Material shown:
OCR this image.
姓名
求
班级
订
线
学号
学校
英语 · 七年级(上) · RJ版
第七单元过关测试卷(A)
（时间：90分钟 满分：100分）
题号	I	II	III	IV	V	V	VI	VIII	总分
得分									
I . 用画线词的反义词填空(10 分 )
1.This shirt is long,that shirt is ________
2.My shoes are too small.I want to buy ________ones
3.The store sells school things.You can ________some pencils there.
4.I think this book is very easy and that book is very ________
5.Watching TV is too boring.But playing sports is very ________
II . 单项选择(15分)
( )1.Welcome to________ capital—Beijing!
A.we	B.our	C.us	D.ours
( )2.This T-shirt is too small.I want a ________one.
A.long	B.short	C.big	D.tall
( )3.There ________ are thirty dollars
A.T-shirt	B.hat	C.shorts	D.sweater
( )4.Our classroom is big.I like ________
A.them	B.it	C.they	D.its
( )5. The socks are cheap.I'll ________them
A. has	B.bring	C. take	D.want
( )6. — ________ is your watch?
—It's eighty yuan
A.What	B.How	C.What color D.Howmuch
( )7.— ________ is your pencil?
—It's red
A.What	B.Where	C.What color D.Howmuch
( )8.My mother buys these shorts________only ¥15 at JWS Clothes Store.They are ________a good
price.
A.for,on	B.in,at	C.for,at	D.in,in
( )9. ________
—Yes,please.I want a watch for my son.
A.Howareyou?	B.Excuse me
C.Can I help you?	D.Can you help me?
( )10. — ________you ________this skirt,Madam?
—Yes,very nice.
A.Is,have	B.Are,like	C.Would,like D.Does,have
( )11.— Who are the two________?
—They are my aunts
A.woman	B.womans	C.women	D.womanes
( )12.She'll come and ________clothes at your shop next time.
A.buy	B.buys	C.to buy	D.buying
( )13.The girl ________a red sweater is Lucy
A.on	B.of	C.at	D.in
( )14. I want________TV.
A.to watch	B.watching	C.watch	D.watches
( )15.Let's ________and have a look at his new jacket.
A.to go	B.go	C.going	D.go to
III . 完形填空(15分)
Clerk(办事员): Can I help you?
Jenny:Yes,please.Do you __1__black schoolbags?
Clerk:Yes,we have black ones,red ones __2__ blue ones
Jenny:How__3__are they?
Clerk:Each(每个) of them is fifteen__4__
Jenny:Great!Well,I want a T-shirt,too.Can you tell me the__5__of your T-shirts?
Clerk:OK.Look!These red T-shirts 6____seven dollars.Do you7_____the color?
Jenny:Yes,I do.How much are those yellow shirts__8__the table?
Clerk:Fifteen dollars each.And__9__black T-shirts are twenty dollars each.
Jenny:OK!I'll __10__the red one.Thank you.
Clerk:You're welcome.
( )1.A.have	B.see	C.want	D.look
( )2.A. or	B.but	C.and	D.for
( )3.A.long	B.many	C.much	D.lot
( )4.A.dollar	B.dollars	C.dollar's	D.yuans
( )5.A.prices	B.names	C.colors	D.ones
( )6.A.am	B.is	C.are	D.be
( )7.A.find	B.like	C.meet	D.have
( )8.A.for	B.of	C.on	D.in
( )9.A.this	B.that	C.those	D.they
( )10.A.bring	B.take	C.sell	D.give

Task instructions:
What is the number of lines in the records above that include the word "have"? Reply with that number and nothing more.

Expected answer:
5